> PROBLEM
Copy each line of the material below that includes the string "Founder".

-------

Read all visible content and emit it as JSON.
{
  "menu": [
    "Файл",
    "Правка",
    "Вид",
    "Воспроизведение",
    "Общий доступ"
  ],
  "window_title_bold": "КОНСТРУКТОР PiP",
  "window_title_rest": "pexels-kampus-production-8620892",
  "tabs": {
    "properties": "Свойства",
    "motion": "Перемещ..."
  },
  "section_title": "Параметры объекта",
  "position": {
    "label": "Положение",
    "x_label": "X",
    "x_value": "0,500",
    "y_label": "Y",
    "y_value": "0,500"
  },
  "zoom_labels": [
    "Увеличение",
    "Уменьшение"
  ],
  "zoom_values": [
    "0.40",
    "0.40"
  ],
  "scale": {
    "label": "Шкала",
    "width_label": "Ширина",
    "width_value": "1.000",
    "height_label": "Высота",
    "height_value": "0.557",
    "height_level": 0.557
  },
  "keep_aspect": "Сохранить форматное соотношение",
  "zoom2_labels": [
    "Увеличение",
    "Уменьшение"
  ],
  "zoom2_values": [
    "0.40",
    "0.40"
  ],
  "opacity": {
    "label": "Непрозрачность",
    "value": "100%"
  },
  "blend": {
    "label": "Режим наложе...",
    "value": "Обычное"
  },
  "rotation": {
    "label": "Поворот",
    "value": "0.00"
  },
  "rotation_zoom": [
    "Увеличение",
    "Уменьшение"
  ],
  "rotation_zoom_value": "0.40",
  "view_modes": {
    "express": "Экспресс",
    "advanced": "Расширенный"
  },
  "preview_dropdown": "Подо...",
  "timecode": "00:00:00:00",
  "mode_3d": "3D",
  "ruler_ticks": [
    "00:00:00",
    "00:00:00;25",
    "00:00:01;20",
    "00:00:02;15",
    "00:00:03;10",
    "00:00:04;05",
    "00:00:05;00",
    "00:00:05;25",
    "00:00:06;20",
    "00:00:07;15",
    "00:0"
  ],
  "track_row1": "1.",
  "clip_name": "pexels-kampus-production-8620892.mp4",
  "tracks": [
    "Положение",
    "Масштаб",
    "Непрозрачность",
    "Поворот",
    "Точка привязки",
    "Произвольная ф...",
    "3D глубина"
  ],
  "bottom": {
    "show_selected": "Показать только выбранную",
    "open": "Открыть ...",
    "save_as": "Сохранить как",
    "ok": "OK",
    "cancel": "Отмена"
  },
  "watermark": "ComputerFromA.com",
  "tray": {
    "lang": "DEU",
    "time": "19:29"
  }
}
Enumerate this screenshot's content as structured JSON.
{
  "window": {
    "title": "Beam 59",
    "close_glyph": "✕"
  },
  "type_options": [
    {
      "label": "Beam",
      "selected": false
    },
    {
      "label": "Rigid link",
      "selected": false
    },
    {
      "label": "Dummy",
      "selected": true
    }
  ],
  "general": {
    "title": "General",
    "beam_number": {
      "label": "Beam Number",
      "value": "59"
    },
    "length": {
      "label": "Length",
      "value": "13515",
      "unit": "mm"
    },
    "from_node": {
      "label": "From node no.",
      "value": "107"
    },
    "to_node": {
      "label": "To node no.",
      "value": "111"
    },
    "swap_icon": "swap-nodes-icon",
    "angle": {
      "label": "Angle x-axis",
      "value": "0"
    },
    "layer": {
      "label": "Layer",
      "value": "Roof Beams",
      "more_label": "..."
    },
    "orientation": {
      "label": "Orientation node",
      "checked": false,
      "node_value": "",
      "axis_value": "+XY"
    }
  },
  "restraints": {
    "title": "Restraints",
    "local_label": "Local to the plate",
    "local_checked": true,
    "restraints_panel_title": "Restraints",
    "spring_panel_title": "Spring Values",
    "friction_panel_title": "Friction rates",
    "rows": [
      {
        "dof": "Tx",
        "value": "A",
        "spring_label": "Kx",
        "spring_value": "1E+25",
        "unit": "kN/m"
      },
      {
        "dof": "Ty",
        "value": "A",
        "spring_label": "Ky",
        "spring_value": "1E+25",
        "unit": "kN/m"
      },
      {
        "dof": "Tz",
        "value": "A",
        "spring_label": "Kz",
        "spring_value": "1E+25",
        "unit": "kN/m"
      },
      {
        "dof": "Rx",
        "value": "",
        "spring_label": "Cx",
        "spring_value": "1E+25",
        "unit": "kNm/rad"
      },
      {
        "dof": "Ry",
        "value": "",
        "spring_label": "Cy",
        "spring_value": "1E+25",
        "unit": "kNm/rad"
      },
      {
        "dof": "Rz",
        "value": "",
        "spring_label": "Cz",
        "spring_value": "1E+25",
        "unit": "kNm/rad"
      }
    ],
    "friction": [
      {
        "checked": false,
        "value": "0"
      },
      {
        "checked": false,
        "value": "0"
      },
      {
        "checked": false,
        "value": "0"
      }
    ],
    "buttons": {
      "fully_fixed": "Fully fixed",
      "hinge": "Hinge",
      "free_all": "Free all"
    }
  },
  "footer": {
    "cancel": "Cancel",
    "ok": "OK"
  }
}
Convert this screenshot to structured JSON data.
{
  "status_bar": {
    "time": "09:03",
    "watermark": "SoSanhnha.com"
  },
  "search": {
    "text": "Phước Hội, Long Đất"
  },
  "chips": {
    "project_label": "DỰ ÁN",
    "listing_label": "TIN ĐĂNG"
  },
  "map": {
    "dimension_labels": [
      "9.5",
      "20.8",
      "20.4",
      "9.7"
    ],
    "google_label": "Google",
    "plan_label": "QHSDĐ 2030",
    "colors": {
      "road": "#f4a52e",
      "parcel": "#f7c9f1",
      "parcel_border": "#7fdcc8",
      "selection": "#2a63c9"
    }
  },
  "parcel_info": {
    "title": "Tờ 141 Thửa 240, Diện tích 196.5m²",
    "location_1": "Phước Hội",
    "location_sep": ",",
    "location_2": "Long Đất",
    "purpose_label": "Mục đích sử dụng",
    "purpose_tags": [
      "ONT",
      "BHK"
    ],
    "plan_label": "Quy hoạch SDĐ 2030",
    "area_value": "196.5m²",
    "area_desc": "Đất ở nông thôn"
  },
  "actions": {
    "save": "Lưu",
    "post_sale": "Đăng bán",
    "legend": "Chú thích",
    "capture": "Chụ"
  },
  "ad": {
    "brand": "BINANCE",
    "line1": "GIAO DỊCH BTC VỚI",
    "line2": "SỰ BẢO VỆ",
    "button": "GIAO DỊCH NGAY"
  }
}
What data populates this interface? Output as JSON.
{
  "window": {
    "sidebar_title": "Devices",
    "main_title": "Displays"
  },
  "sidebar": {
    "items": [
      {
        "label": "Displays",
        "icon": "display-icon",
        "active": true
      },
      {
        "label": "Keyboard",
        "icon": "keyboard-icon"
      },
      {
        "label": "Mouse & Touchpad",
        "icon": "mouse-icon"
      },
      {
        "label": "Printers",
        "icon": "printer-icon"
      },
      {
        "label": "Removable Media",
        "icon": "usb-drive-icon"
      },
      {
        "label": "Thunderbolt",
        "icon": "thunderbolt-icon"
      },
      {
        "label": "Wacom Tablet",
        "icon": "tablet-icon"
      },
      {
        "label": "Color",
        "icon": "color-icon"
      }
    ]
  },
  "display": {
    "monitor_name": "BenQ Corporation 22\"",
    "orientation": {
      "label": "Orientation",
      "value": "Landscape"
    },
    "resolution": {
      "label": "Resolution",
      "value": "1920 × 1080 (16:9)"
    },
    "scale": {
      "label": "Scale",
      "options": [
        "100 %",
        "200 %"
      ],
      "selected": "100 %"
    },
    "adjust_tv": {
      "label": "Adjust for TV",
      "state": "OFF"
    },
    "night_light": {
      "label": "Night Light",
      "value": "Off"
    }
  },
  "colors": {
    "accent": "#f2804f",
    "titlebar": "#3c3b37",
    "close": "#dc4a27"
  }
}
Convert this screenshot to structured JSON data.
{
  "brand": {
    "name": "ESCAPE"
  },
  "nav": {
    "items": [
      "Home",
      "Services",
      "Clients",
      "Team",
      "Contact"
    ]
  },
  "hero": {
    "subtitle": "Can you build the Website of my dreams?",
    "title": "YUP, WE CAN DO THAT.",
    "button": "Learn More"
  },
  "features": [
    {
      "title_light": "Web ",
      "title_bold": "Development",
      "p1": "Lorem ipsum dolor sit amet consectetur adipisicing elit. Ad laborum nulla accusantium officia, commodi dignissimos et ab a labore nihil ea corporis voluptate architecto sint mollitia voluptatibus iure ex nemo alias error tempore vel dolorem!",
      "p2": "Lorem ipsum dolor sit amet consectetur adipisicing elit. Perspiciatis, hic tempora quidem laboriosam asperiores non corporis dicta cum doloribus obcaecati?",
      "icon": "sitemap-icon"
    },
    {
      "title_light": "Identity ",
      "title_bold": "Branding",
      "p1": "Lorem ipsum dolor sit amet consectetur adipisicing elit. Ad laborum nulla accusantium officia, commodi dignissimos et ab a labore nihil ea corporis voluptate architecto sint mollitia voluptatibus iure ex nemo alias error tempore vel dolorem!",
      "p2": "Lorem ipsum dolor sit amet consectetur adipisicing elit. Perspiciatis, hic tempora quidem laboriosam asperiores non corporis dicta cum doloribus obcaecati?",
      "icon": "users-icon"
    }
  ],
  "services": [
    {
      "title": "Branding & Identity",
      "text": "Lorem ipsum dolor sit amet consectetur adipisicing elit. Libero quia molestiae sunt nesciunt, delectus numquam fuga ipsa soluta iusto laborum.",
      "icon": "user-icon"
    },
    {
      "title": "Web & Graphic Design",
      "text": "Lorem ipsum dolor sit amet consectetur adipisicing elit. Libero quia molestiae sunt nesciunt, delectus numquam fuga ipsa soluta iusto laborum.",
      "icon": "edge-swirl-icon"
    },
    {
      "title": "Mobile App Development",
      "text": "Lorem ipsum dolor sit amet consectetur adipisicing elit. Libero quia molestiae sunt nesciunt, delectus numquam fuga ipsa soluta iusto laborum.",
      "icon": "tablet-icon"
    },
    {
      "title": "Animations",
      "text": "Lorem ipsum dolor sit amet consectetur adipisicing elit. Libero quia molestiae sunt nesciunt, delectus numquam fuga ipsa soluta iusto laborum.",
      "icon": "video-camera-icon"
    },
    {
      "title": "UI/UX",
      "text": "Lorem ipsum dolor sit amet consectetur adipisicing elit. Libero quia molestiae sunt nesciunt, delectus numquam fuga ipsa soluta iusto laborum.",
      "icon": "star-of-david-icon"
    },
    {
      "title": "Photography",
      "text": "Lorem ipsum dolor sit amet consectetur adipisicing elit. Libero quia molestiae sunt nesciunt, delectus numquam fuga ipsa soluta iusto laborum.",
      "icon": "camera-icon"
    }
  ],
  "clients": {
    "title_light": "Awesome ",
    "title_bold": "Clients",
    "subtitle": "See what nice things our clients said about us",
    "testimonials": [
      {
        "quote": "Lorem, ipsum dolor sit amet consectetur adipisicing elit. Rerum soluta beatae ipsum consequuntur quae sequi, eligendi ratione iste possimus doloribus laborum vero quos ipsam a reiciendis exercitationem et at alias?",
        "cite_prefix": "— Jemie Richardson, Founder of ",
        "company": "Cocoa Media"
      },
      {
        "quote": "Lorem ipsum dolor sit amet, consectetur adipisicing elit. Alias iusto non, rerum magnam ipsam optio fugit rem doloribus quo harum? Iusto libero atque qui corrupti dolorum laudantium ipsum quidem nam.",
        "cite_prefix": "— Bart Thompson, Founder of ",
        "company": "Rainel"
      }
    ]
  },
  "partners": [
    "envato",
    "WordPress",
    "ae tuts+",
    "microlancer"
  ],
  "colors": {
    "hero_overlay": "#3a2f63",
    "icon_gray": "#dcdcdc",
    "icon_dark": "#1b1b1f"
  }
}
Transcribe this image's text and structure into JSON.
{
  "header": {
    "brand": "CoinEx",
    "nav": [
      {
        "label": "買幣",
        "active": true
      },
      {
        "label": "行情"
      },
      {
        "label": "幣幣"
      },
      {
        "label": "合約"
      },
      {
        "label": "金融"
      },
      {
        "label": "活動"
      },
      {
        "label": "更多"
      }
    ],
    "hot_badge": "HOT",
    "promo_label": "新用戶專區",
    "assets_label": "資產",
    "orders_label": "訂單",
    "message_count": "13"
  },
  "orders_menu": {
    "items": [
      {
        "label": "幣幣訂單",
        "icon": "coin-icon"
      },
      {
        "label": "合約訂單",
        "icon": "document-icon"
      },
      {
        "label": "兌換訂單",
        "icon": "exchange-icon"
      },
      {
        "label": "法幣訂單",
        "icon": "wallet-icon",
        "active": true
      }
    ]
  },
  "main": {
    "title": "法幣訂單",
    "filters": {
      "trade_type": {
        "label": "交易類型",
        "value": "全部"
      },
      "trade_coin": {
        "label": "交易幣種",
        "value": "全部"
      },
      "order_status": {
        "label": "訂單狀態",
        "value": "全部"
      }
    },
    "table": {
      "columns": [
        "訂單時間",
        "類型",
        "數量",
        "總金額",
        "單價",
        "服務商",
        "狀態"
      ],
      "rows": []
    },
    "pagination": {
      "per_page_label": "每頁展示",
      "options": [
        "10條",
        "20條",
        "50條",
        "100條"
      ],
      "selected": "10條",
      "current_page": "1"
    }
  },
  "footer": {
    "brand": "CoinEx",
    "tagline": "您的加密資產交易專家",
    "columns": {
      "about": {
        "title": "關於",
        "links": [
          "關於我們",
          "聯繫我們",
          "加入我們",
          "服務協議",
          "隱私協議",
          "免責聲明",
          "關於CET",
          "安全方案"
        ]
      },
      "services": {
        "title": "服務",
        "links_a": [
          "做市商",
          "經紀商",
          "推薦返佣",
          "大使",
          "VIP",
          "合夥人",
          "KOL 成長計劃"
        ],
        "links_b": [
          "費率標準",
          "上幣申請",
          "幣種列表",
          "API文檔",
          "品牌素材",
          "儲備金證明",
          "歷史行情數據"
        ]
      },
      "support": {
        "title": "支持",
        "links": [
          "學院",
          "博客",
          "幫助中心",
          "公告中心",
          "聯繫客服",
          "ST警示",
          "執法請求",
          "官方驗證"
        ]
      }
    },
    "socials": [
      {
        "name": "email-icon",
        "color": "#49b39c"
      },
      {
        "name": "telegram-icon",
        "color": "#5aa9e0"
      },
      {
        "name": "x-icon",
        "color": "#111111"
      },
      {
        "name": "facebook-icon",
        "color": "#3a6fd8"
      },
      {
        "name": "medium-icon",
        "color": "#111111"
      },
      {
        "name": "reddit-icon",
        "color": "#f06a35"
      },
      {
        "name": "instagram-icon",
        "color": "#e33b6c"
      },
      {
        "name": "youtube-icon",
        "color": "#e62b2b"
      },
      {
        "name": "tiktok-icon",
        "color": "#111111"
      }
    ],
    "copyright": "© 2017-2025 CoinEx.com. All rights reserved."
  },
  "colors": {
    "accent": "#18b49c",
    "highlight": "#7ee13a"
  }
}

-------

> RESPONSE TO THIS TASK
        "cite_prefix": "— Jemie Richardson, Founder of ",
        "cite_prefix": "— Bart Thompson, Founder of ",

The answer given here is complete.